── Data supplied

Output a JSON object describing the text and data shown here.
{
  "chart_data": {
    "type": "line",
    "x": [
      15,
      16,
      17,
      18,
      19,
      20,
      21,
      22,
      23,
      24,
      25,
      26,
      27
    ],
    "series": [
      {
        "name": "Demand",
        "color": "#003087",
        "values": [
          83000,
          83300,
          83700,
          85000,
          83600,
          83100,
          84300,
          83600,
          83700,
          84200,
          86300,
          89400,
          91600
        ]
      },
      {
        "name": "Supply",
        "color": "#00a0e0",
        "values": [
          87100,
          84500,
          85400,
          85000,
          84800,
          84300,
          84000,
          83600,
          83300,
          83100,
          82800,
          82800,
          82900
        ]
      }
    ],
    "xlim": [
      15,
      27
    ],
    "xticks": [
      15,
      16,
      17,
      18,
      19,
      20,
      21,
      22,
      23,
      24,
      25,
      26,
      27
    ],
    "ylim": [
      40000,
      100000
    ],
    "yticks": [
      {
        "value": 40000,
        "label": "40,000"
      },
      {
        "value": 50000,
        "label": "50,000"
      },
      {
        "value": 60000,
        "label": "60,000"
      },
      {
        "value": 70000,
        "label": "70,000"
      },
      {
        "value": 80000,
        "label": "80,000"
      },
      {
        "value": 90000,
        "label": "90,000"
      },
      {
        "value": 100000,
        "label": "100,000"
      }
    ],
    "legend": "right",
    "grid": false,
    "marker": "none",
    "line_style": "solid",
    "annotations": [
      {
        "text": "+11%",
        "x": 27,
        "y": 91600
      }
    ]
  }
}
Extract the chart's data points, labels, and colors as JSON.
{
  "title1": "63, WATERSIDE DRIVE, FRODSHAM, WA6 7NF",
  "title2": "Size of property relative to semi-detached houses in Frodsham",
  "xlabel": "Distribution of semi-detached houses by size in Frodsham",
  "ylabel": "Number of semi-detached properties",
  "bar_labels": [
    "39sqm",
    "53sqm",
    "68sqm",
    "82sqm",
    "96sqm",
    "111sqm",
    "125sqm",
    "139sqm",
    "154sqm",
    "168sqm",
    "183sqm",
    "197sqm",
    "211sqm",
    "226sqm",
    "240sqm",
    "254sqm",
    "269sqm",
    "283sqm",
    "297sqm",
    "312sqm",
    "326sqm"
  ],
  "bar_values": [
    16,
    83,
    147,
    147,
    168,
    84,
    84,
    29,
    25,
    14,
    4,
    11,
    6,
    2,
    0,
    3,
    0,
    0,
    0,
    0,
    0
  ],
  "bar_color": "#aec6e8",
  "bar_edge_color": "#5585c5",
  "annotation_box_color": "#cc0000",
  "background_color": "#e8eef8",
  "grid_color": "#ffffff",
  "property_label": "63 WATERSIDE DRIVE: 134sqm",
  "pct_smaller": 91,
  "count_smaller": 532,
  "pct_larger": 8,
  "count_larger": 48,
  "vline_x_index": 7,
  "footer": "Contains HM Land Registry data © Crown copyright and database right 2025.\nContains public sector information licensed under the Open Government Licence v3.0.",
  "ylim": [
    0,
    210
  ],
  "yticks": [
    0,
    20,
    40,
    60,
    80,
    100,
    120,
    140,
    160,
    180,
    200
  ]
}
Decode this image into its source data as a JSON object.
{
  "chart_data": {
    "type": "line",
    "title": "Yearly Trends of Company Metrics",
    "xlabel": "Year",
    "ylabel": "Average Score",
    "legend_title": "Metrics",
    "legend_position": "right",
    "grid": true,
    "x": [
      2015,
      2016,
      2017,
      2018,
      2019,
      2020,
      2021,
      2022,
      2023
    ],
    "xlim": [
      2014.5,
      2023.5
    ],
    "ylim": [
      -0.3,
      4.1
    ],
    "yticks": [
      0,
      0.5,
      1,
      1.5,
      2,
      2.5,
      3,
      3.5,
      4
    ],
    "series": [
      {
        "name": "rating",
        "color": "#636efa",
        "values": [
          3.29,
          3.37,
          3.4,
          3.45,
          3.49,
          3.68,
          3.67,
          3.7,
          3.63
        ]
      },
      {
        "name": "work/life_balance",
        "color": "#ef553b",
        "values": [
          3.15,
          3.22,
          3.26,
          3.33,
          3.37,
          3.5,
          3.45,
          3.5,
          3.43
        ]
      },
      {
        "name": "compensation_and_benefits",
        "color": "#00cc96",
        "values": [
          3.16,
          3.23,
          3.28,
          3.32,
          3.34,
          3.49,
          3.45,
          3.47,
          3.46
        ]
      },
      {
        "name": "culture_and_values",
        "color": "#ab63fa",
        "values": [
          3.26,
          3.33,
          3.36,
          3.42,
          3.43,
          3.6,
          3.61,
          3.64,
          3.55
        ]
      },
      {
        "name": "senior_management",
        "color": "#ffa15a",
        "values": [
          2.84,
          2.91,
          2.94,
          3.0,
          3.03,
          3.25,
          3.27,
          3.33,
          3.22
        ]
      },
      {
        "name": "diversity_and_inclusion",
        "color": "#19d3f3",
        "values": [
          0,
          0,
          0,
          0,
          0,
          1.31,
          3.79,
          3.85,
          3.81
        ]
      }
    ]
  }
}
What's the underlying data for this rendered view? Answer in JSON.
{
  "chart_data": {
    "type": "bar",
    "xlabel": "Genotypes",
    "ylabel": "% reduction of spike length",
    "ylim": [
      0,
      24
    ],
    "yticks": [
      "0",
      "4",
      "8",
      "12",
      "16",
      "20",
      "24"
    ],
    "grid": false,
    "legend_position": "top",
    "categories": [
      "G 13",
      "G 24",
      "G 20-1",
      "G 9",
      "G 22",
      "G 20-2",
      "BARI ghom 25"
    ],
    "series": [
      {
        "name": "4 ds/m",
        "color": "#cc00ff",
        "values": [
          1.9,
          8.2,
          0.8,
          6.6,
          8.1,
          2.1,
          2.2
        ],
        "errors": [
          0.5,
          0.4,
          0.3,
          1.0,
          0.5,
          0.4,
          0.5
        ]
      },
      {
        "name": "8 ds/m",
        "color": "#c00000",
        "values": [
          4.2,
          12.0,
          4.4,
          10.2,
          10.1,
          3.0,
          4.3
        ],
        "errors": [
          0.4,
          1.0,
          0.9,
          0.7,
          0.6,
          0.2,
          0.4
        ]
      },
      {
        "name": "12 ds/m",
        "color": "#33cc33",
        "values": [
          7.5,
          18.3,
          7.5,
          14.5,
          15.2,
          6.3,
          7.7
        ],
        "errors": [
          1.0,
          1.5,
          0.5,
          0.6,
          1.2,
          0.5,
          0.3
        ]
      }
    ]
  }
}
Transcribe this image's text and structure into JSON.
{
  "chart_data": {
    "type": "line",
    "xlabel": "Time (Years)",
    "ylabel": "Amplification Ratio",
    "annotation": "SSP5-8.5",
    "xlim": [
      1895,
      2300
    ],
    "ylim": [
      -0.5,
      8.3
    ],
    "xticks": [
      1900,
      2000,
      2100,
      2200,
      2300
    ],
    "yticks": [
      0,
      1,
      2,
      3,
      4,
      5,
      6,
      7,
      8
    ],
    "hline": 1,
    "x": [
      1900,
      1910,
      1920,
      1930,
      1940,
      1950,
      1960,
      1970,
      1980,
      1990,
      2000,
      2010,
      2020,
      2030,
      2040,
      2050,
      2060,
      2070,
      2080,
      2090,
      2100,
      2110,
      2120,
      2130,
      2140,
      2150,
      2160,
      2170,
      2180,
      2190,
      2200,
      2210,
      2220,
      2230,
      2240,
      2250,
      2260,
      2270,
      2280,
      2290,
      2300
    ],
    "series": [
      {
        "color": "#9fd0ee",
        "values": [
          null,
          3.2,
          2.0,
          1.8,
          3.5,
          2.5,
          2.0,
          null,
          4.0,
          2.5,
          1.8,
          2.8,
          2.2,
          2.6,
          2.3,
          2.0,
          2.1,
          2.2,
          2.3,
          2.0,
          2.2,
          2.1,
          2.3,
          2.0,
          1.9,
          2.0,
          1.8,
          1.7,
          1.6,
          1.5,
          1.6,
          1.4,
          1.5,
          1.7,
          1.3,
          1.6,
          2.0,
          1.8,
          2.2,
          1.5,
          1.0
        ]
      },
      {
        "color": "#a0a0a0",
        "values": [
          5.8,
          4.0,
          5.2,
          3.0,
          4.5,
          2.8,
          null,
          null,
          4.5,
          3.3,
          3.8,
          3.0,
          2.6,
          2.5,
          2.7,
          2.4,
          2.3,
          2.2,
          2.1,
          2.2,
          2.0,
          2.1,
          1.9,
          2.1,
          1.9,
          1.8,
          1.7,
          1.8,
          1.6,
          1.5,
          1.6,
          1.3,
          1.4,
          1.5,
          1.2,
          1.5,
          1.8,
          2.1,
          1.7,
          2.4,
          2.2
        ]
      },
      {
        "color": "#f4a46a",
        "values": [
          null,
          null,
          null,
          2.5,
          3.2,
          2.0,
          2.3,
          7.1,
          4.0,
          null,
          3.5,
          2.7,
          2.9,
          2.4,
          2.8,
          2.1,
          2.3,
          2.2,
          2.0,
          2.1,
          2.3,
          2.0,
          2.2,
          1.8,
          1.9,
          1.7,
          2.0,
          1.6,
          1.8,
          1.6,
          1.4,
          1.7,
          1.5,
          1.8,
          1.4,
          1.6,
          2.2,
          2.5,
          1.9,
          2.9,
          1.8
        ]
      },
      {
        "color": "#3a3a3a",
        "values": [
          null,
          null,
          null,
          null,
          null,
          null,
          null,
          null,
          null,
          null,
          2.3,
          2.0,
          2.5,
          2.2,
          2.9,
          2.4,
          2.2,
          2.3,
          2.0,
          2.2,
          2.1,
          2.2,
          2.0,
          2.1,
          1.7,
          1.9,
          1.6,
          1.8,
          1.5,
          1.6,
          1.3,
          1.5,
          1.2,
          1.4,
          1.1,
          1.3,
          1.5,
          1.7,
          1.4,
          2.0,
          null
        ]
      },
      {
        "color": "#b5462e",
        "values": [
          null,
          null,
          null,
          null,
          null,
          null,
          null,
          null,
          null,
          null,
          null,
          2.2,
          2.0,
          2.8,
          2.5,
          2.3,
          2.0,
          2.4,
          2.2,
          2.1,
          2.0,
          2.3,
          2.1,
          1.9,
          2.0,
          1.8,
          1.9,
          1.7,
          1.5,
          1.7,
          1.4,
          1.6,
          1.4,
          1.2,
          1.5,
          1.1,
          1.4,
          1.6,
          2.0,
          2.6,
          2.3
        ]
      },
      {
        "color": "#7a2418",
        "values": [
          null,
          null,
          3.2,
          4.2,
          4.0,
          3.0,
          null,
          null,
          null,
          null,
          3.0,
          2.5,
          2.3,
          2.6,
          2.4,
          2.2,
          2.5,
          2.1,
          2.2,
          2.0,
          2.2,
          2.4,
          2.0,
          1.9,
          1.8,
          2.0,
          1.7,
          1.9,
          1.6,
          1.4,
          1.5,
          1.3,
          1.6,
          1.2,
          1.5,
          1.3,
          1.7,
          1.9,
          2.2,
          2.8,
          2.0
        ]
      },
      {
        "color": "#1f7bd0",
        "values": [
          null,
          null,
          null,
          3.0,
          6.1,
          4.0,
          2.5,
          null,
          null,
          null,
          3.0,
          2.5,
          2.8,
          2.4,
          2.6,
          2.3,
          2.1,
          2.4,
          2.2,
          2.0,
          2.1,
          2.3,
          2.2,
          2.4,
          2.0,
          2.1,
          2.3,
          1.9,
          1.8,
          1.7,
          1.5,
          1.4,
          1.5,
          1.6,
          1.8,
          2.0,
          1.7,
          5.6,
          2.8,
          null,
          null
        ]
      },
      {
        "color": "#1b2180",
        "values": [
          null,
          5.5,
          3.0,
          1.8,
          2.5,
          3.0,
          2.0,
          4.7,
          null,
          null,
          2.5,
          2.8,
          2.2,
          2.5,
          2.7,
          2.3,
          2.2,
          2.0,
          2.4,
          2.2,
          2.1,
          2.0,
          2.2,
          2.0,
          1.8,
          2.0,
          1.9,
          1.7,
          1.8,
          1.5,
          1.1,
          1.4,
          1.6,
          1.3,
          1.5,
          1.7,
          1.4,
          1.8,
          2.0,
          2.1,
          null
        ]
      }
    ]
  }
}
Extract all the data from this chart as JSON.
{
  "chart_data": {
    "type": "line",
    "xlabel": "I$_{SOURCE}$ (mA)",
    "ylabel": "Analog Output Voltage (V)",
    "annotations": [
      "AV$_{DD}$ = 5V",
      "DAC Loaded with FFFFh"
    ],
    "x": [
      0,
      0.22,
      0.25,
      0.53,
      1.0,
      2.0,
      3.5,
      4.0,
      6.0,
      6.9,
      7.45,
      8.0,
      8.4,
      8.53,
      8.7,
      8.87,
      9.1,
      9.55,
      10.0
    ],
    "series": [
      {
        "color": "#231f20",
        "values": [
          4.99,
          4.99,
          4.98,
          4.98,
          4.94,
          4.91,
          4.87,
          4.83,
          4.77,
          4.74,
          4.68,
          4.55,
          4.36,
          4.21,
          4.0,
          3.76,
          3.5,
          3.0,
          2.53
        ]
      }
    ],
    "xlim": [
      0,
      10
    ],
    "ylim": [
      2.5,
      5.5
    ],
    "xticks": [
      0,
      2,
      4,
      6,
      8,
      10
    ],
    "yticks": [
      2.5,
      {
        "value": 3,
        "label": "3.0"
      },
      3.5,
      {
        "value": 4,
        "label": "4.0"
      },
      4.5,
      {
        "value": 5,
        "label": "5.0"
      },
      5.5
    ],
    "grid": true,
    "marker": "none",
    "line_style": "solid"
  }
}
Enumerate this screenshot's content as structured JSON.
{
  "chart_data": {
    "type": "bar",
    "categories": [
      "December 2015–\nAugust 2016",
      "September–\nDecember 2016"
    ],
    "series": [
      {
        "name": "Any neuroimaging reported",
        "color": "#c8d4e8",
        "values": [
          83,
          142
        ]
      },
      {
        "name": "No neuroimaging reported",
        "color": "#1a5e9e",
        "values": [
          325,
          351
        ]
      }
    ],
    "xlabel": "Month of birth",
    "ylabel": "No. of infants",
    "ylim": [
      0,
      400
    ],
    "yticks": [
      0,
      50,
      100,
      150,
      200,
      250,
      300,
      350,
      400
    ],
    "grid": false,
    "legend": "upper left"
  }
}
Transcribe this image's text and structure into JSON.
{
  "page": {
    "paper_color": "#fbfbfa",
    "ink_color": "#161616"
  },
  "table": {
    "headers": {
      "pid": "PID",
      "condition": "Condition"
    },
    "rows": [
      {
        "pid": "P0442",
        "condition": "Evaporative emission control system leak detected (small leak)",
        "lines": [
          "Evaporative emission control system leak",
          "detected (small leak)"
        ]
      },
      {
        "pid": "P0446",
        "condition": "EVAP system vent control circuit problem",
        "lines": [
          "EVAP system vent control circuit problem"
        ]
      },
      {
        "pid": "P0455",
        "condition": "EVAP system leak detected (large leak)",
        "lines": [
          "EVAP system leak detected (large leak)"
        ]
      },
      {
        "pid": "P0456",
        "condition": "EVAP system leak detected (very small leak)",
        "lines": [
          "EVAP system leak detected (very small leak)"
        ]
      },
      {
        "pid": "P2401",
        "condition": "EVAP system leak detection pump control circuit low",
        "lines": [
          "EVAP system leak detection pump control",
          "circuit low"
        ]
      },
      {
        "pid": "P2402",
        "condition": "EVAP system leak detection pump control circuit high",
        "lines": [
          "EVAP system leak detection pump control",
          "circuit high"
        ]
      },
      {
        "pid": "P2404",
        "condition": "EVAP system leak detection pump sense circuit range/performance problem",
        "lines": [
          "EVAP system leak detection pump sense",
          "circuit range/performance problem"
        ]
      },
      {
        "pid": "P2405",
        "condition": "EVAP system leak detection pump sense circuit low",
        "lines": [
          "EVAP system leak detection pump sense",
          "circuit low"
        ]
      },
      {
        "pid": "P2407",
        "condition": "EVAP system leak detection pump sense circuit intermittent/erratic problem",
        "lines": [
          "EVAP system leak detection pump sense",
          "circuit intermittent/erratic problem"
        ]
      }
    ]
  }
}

────

Problem to work on:
Copy every line above that holds the word "object".

Written solution:
Output a JSON object describing the text and data shown here.
Decode this image into its source data as a JSON object.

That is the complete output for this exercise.